→ To do
Go through the listing below and gather every line with the word "shopping".

→ Provided entries
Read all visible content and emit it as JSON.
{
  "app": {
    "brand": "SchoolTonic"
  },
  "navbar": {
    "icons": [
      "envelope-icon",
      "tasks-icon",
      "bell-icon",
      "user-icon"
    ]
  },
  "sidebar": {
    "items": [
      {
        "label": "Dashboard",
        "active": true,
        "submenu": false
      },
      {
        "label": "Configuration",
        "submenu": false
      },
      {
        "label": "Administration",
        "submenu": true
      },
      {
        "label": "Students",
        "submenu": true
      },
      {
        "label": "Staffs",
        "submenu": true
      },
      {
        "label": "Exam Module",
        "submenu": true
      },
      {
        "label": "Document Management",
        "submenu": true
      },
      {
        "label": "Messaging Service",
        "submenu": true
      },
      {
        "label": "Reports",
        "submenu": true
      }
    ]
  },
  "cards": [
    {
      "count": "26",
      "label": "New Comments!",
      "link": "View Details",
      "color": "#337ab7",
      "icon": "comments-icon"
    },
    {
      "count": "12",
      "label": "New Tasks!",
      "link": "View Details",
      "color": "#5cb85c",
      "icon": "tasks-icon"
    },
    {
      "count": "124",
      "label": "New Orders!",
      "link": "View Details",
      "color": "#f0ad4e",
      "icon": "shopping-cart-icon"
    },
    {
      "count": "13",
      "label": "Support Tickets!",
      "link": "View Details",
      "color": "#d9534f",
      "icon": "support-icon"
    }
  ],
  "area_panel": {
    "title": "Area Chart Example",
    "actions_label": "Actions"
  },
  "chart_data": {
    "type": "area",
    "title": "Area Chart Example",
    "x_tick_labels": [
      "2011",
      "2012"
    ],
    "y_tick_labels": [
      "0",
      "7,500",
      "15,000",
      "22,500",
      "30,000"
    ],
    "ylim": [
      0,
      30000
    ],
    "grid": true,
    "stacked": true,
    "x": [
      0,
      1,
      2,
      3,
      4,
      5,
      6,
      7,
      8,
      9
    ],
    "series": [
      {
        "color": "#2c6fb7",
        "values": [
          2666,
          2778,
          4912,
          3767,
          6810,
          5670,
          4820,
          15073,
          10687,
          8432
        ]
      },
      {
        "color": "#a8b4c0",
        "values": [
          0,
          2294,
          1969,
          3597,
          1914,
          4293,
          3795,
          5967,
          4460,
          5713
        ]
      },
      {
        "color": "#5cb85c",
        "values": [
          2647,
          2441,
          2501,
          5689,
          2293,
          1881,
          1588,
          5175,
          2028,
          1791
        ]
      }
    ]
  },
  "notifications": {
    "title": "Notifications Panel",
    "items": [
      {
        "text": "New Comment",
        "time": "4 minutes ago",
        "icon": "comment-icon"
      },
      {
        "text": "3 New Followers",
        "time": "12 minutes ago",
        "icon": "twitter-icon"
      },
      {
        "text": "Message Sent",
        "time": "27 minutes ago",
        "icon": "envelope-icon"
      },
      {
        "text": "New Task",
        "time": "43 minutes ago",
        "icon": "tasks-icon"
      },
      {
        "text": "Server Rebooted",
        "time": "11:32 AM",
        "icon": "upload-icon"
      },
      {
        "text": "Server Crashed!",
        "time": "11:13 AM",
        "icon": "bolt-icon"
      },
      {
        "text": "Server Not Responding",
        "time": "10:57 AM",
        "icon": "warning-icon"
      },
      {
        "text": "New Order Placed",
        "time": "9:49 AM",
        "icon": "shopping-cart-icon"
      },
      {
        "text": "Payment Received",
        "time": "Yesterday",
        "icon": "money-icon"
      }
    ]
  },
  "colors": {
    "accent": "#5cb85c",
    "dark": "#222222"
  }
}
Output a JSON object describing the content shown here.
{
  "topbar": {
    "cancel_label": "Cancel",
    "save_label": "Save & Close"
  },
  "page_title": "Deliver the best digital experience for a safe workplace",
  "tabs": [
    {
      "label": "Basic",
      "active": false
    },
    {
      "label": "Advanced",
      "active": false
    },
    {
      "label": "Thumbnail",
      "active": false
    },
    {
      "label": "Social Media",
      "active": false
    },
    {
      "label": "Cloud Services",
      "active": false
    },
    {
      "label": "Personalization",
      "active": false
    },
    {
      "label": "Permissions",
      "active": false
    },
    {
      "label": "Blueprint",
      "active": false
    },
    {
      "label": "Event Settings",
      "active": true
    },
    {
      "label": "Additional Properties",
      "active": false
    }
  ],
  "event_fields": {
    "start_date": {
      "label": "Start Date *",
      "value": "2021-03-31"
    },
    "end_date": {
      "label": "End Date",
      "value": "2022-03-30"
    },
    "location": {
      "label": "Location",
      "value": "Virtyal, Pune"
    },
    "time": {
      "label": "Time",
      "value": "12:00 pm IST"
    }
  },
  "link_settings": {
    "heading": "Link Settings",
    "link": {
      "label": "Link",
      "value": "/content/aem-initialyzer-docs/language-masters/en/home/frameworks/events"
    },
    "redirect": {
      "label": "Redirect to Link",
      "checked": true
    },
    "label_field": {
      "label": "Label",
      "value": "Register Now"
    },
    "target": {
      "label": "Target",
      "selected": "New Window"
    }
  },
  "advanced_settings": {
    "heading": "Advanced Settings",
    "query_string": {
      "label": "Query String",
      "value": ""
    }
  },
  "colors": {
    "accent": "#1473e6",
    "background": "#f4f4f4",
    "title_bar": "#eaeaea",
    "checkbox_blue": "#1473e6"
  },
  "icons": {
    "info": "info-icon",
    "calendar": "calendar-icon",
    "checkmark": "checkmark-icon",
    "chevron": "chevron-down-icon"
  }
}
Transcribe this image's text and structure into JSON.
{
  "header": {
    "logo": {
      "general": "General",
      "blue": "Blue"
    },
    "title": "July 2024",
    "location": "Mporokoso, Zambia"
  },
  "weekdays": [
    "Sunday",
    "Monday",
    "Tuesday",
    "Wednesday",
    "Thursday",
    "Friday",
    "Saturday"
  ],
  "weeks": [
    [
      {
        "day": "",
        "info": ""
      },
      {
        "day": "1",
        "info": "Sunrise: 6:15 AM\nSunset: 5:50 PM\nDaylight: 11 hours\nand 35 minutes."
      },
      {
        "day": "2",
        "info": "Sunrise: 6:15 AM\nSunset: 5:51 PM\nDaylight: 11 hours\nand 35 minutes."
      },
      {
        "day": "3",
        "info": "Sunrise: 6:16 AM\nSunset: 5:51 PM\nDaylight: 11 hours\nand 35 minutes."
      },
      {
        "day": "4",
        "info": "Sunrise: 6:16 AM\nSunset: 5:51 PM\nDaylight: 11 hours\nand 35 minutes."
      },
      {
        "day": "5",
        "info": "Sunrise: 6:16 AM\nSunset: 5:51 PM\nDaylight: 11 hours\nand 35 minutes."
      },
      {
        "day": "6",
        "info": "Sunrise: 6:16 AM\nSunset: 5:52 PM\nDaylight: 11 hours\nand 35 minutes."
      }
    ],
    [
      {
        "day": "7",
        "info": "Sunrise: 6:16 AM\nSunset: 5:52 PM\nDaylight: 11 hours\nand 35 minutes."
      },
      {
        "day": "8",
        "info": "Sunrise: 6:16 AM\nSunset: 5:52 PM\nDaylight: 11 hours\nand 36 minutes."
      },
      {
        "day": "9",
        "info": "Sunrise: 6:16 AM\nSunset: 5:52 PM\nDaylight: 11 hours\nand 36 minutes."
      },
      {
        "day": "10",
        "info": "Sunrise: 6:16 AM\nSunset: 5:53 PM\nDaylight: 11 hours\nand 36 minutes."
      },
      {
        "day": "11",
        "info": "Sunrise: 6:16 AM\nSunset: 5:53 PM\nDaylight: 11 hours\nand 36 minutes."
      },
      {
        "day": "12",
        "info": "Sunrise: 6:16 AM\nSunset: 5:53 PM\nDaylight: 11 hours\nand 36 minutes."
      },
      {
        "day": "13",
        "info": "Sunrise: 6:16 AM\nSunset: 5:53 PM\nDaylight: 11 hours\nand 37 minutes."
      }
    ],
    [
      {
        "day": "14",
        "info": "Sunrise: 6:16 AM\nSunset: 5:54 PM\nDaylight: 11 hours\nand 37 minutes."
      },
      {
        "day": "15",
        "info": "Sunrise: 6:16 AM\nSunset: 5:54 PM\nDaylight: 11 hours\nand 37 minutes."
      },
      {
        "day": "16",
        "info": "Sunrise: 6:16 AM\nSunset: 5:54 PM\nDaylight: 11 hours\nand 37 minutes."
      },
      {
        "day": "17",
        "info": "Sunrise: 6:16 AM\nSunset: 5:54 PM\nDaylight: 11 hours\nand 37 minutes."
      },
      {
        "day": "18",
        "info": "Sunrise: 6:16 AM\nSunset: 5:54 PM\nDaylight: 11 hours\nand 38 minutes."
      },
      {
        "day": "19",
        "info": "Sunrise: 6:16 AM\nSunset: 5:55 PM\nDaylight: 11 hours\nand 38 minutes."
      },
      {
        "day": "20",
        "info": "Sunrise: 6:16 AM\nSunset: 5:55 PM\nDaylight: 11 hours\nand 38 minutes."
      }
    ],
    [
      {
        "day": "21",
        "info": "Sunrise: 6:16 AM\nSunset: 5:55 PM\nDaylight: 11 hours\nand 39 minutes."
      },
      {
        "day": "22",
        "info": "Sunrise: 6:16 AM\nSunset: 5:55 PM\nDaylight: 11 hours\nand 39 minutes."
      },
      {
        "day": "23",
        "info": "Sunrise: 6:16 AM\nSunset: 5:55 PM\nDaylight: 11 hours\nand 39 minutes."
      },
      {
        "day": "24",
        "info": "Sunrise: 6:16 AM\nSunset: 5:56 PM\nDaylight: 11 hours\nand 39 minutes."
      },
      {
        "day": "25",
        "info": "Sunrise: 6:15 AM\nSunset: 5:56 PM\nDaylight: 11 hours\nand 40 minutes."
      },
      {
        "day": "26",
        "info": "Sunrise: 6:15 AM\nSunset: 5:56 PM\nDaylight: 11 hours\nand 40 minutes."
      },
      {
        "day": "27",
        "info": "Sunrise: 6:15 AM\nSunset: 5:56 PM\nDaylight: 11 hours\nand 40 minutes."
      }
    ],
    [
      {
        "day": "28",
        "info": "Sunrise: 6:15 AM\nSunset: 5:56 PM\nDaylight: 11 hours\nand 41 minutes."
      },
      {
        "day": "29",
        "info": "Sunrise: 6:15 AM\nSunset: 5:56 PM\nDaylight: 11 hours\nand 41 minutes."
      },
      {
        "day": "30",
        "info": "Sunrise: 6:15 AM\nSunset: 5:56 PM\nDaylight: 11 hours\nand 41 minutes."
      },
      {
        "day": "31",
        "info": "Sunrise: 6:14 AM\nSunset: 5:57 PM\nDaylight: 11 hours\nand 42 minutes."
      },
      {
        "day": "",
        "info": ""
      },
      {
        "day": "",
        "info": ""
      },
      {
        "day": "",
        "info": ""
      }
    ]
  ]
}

→ Exercise answer
      "icon": "shopping-cart-icon"
        "icon": "shopping-cart-icon"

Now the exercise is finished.